Task data:

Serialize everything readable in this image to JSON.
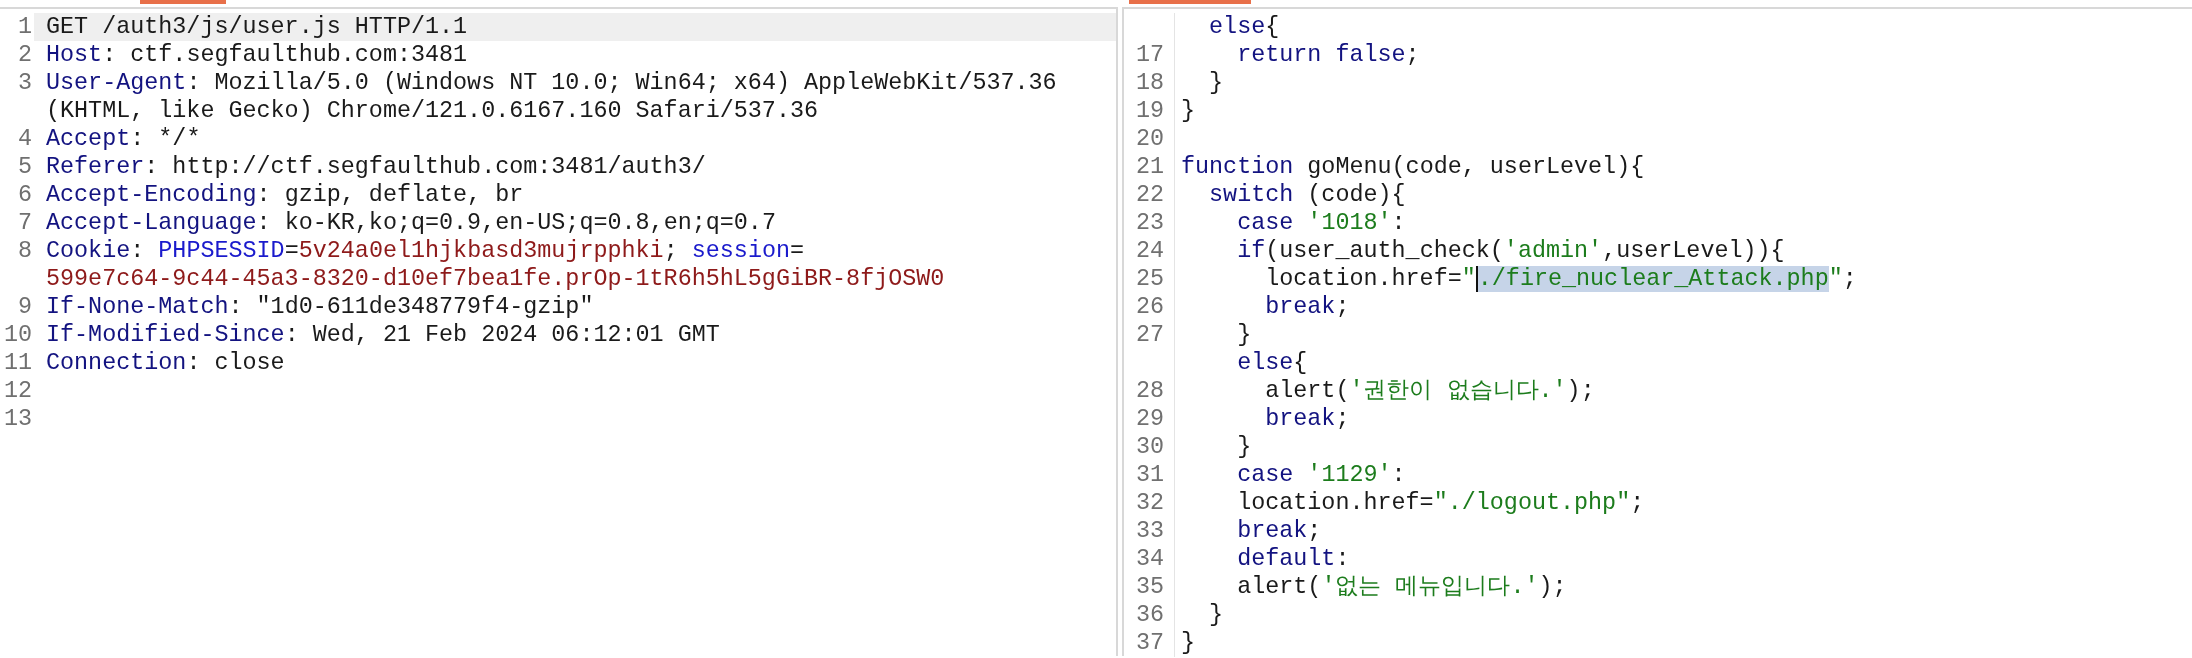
{
  "request_pane": {
    "lines": [
      {
        "number": "1",
        "current": true,
        "segments": [
          {
            "kind": "text",
            "text": "GET /auth3/js/user.js HTTP/1.1"
          }
        ]
      },
      {
        "number": "2",
        "current": false,
        "segments": [
          {
            "kind": "name",
            "text": "Host"
          },
          {
            "kind": "text",
            "text": ": ctf.segfaulthub.com:3481"
          }
        ]
      },
      {
        "number": "3",
        "current": false,
        "segments": [
          {
            "kind": "name",
            "text": "User-Agent"
          },
          {
            "kind": "text",
            "text": ": Mozilla/5.0 (Windows NT 10.0; Win64; x64) AppleWebKit/537.36"
          }
        ]
      },
      {
        "current": false,
        "segments": [
          {
            "kind": "text",
            "text": "(KHTML, like Gecko) Chrome/121.0.6167.160 Safari/537.36"
          }
        ]
      },
      {
        "number": "4",
        "current": false,
        "segments": [
          {
            "kind": "name",
            "text": "Accept"
          },
          {
            "kind": "text",
            "text": ": */*"
          }
        ]
      },
      {
        "number": "5",
        "current": false,
        "segments": [
          {
            "kind": "name",
            "text": "Referer"
          },
          {
            "kind": "text",
            "text": ": http://ctf.segfaulthub.com:3481/auth3/"
          }
        ]
      },
      {
        "number": "6",
        "current": false,
        "segments": [
          {
            "kind": "name",
            "text": "Accept-Encoding"
          },
          {
            "kind": "text",
            "text": ": gzip, deflate, br"
          }
        ]
      },
      {
        "number": "7",
        "current": false,
        "segments": [
          {
            "kind": "name",
            "text": "Accept-Language"
          },
          {
            "kind": "text",
            "text": ": ko-KR,ko;q=0.9,en-US;q=0.8,en;q=0.7"
          }
        ]
      },
      {
        "number": "8",
        "current": false,
        "segments": [
          {
            "kind": "name",
            "text": "Cookie"
          },
          {
            "kind": "text",
            "text": ": "
          },
          {
            "kind": "param-name",
            "text": "PHPSESSID"
          },
          {
            "kind": "text",
            "text": "="
          },
          {
            "kind": "param-value",
            "text": "5v24a0el1hjkbasd3mujrpphki"
          },
          {
            "kind": "text",
            "text": "; "
          },
          {
            "kind": "param-name",
            "text": "session"
          },
          {
            "kind": "text",
            "text": "="
          }
        ]
      },
      {
        "current": false,
        "segments": [
          {
            "kind": "param-value",
            "text": "599e7c64-9c44-45a3-8320-d10ef7bea1fe.prOp-1tR6h5hL5gGiBR-8fjOSW0"
          }
        ]
      },
      {
        "number": "9",
        "current": false,
        "segments": [
          {
            "kind": "name",
            "text": "If-None-Match"
          },
          {
            "kind": "text",
            "text": ": \"1d0-611de348779f4-gzip\""
          }
        ]
      },
      {
        "number": "10",
        "current": false,
        "segments": [
          {
            "kind": "name",
            "text": "If-Modified-Since"
          },
          {
            "kind": "text",
            "text": ": Wed, 21 Feb 2024 06:12:01 GMT"
          }
        ]
      },
      {
        "number": "11",
        "current": false,
        "segments": [
          {
            "kind": "name",
            "text": "Connection"
          },
          {
            "kind": "text",
            "text": ": close"
          }
        ]
      },
      {
        "number": "12"
      },
      {
        "number": "13"
      }
    ]
  },
  "response_pane": {
    "lines": [
      {
        "segments": [
          {
            "kind": "name",
            "text": "  else"
          },
          {
            "kind": "text",
            "text": "{"
          }
        ]
      },
      {
        "number": "17",
        "segments": [
          {
            "kind": "name",
            "text": "    return false"
          },
          {
            "kind": "text",
            "text": ";"
          }
        ]
      },
      {
        "number": "18",
        "segments": [
          {
            "kind": "text",
            "text": "  }"
          }
        ]
      },
      {
        "number": "19",
        "segments": [
          {
            "kind": "text",
            "text": "}"
          }
        ]
      },
      {
        "number": "20"
      },
      {
        "number": "21",
        "segments": [
          {
            "kind": "name",
            "text": "function"
          },
          {
            "kind": "text",
            "text": " goMenu(code, userLevel){"
          }
        ]
      },
      {
        "number": "22",
        "segments": [
          {
            "kind": "name",
            "text": "  switch"
          },
          {
            "kind": "text",
            "text": " (code){"
          }
        ]
      },
      {
        "number": "23",
        "segments": [
          {
            "kind": "name",
            "text": "    case "
          },
          {
            "kind": "string",
            "text": "'1018'"
          },
          {
            "kind": "text",
            "text": ":"
          }
        ]
      },
      {
        "number": "24",
        "segments": [
          {
            "kind": "name",
            "text": "    if"
          },
          {
            "kind": "text",
            "text": "(user_auth_check("
          },
          {
            "kind": "string",
            "text": "'admin'"
          },
          {
            "kind": "text",
            "text": ",userLevel)){"
          }
        ]
      },
      {
        "number": "25",
        "segments": [
          {
            "kind": "text",
            "text": "      location.href="
          },
          {
            "kind": "string",
            "text": "\""
          },
          {
            "kind": "string",
            "text": "./fire_nuclear_Attack.php",
            "highlighted": true,
            "caret": true
          },
          {
            "kind": "string",
            "text": "\""
          },
          {
            "kind": "text",
            "text": ";"
          }
        ]
      },
      {
        "number": "26",
        "segments": [
          {
            "kind": "name",
            "text": "      break"
          },
          {
            "kind": "text",
            "text": ";"
          }
        ]
      },
      {
        "number": "27",
        "segments": [
          {
            "kind": "text",
            "text": "    }"
          }
        ]
      },
      {
        "segments": [
          {
            "kind": "name",
            "text": "    else"
          },
          {
            "kind": "text",
            "text": "{"
          }
        ]
      },
      {
        "number": "28",
        "segments": [
          {
            "kind": "text",
            "text": "      alert("
          },
          {
            "kind": "string",
            "text": "'권한이 없습니다.'"
          },
          {
            "kind": "text",
            "text": ");"
          }
        ]
      },
      {
        "number": "29",
        "segments": [
          {
            "kind": "name",
            "text": "      break"
          },
          {
            "kind": "text",
            "text": ";"
          }
        ]
      },
      {
        "number": "30",
        "segments": [
          {
            "kind": "text",
            "text": "    }"
          }
        ]
      },
      {
        "number": "31",
        "segments": [
          {
            "kind": "name",
            "text": "    case "
          },
          {
            "kind": "string",
            "text": "'1129'"
          },
          {
            "kind": "text",
            "text": ":"
          }
        ]
      },
      {
        "number": "32",
        "segments": [
          {
            "kind": "text",
            "text": "    location.href="
          },
          {
            "kind": "string",
            "text": "\"./logout.php\""
          },
          {
            "kind": "text",
            "text": ";"
          }
        ]
      },
      {
        "number": "33",
        "segments": [
          {
            "kind": "name",
            "text": "    break"
          },
          {
            "kind": "text",
            "text": ";"
          }
        ]
      },
      {
        "number": "34",
        "segments": [
          {
            "kind": "name",
            "text": "    default"
          },
          {
            "kind": "text",
            "text": ":"
          }
        ]
      },
      {
        "number": "35",
        "segments": [
          {
            "kind": "text",
            "text": "    alert("
          },
          {
            "kind": "string",
            "text": "'없는 메뉴입니다.'"
          },
          {
            "kind": "text",
            "text": ");"
          }
        ]
      },
      {
        "number": "36",
        "segments": [
          {
            "kind": "text",
            "text": "  }"
          }
        ]
      },
      {
        "number": "37",
        "segments": [
          {
            "kind": "text",
            "text": "}"
          }
        ]
      }
    ]
  }
}
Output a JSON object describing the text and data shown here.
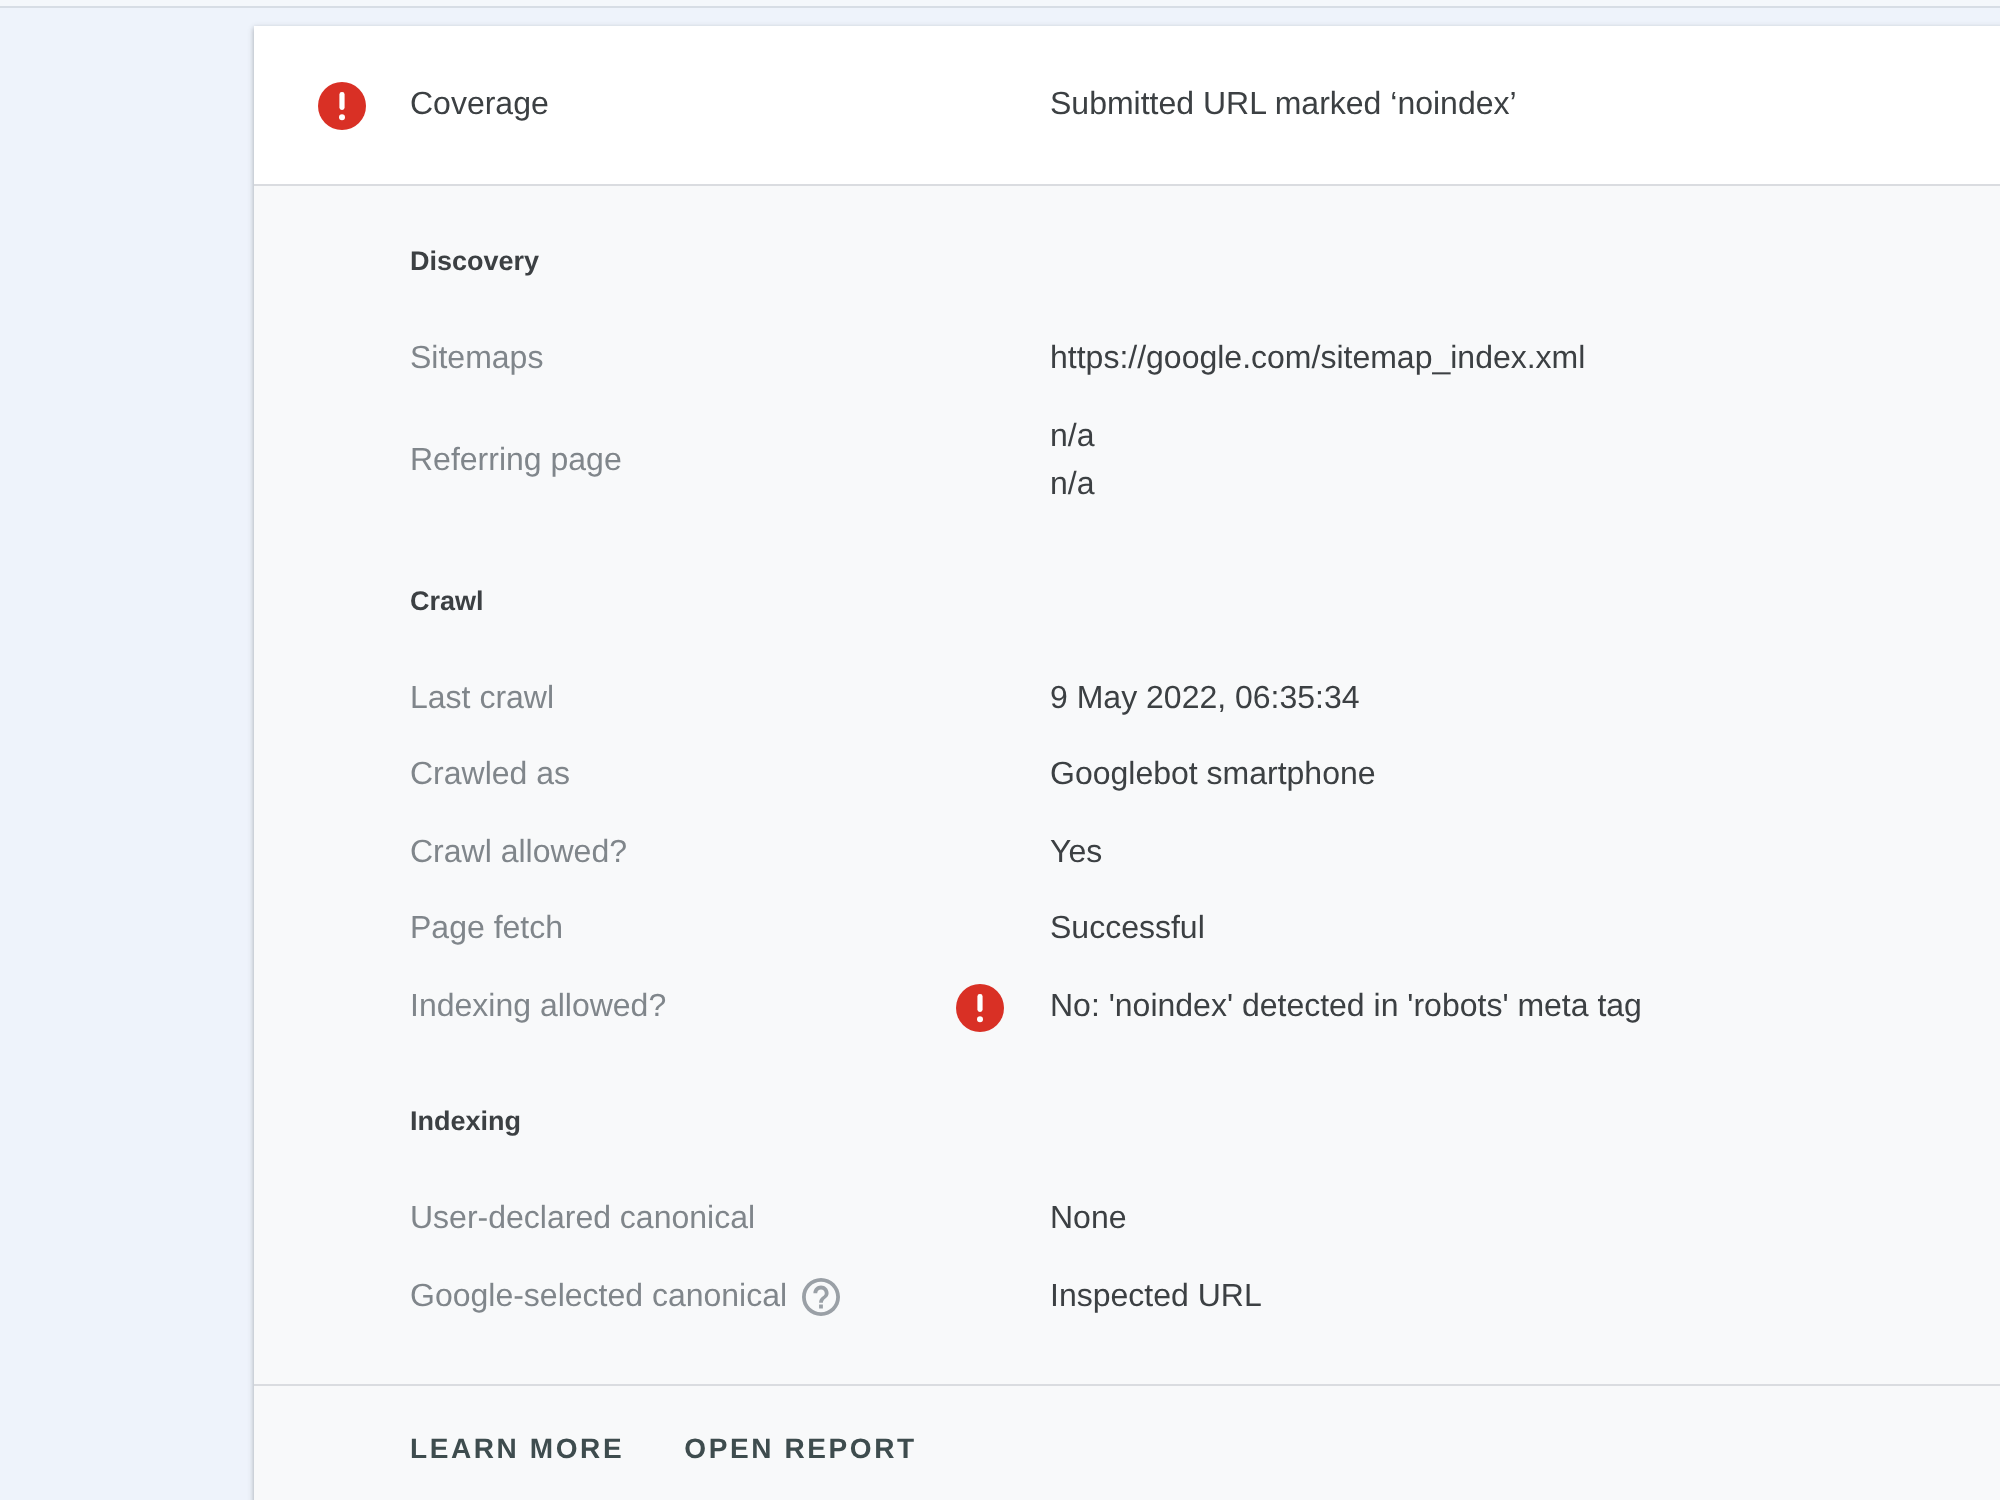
{
  "header": {
    "kind": "error",
    "label": "Coverage",
    "value": "Submitted URL marked ‘noindex’"
  },
  "sections": [
    {
      "title": "Discovery",
      "rows": [
        {
          "kind": "plain",
          "label": "Sitemaps",
          "values": [
            "https://google.com/sitemap_index.xml"
          ]
        },
        {
          "kind": "plain",
          "label": "Referring page",
          "values": [
            "n/a",
            "n/a"
          ]
        }
      ]
    },
    {
      "title": "Crawl",
      "rows": [
        {
          "kind": "plain",
          "label": "Last crawl",
          "values": [
            "9 May 2022, 06:35:34"
          ]
        },
        {
          "kind": "plain",
          "label": "Crawled as",
          "values": [
            "Googlebot smartphone"
          ]
        },
        {
          "kind": "plain",
          "label": "Crawl allowed?",
          "values": [
            "Yes"
          ]
        },
        {
          "kind": "plain",
          "label": "Page fetch",
          "values": [
            "Successful"
          ]
        },
        {
          "kind": "error",
          "label": "Indexing allowed?",
          "values": [
            "No: 'noindex' detected in 'robots' meta tag"
          ]
        }
      ]
    },
    {
      "title": "Indexing",
      "rows": [
        {
          "kind": "plain",
          "label": "User-declared canonical",
          "values": [
            "None"
          ]
        },
        {
          "kind": "help",
          "label": "Google-selected canonical",
          "values": [
            "Inspected URL"
          ]
        }
      ]
    }
  ],
  "actions": [
    "LEARN MORE",
    "OPEN REPORT"
  ]
}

Exercise description: Copy out every line from the records that has the word "location".

Final result:
            "text": "      location.href="
            "text": "    location.href="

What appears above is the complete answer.